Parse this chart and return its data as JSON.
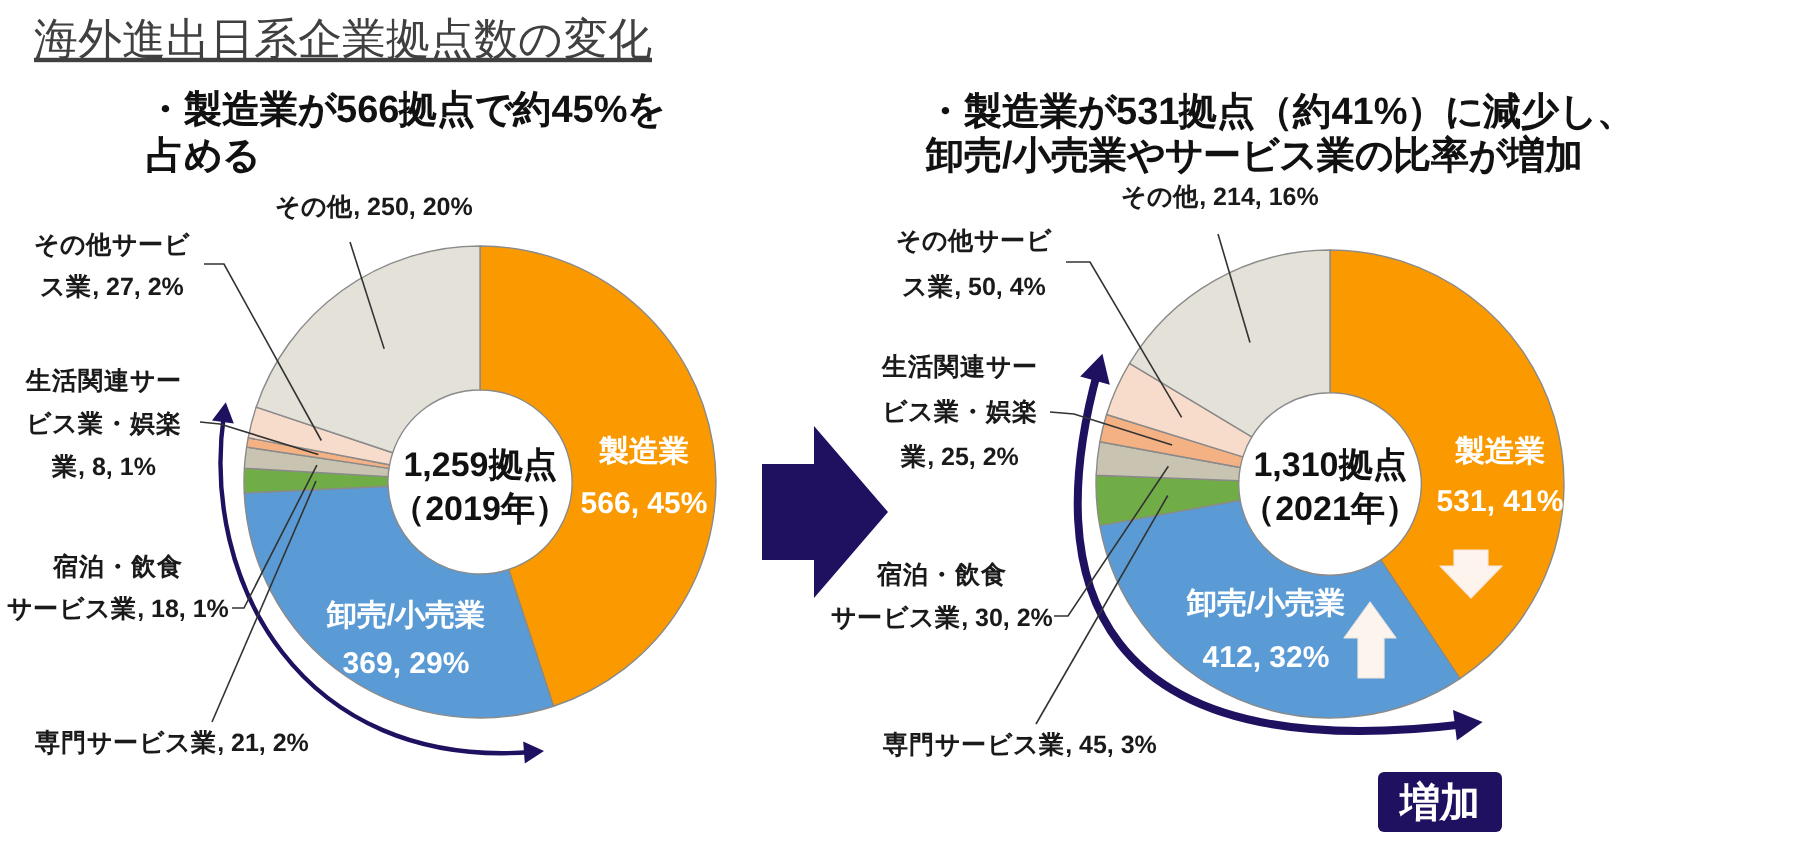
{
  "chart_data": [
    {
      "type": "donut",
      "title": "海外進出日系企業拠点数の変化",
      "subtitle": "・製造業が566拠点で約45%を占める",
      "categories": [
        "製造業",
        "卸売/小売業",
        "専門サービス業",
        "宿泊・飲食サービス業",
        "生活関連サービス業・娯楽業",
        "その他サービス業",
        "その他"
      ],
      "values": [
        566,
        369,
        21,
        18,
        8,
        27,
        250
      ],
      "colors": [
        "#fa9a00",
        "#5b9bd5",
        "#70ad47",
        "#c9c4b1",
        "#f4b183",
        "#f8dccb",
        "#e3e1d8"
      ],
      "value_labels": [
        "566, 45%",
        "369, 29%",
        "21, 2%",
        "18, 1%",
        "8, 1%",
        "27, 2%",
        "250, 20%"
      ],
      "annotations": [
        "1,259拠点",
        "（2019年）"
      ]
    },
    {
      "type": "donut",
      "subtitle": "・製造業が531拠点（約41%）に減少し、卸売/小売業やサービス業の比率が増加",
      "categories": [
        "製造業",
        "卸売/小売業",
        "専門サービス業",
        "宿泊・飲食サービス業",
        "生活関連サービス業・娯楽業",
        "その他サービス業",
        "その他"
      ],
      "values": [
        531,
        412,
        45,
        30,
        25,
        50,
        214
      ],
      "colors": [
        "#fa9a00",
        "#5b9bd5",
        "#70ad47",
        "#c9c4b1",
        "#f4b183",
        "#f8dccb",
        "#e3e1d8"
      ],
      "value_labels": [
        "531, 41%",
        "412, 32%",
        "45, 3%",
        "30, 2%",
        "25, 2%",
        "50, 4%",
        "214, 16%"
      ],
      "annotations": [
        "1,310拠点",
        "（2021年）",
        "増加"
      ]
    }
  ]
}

● STATED PROBLEM
Your task is to set down the records shown above exactly, minus any pictures.

● SOLUTION FOR THIS TASK
Parse this chart and return its data as JSON.
{
  "chart_data": [
    {
      "type": "donut",
      "title": "海外進出日系企業拠点数の変化",
      "subtitle": "・製造業が566拠点で約45%を占める",
      "categories": [
        "製造業",
        "卸売/小売業",
        "専門サービス業",
        "宿泊・飲食サービス業",
        "生活関連サービス業・娯楽業",
        "その他サービス業",
        "その他"
      ],
      "values": [
        566,
        369,
        21,
        18,
        8,
        27,
        250
      ],
      "colors": [
        "#fa9a00",
        "#5b9bd5",
        "#70ad47",
        "#c9c4b1",
        "#f4b183",
        "#f8dccb",
        "#e3e1d8"
      ],
      "value_labels": [
        "566, 45%",
        "369, 29%",
        "21, 2%",
        "18, 1%",
        "8, 1%",
        "27, 2%",
        "250, 20%"
      ],
      "annotations": [
        "1,259拠点",
        "（2019年）"
      ]
    },
    {
      "type": "donut",
      "subtitle": "・製造業が531拠点（約41%）に減少し、卸売/小売業やサービス業の比率が増加",
      "categories": [
        "製造業",
        "卸売/小売業",
        "専門サービス業",
        "宿泊・飲食サービス業",
        "生活関連サービス業・娯楽業",
        "その他サービス業",
        "その他"
      ],
      "values": [
        531,
        412,
        45,
        30,
        25,
        50,
        214
      ],
      "colors": [
        "#fa9a00",
        "#5b9bd5",
        "#70ad47",
        "#c9c4b1",
        "#f4b183",
        "#f8dccb",
        "#e3e1d8"
      ],
      "value_labels": [
        "531, 41%",
        "412, 32%",
        "45, 3%",
        "30, 2%",
        "25, 2%",
        "50, 4%",
        "214, 16%"
      ],
      "annotations": [
        "1,310拠点",
        "（2021年）",
        "増加"
      ]
    }
  ]
}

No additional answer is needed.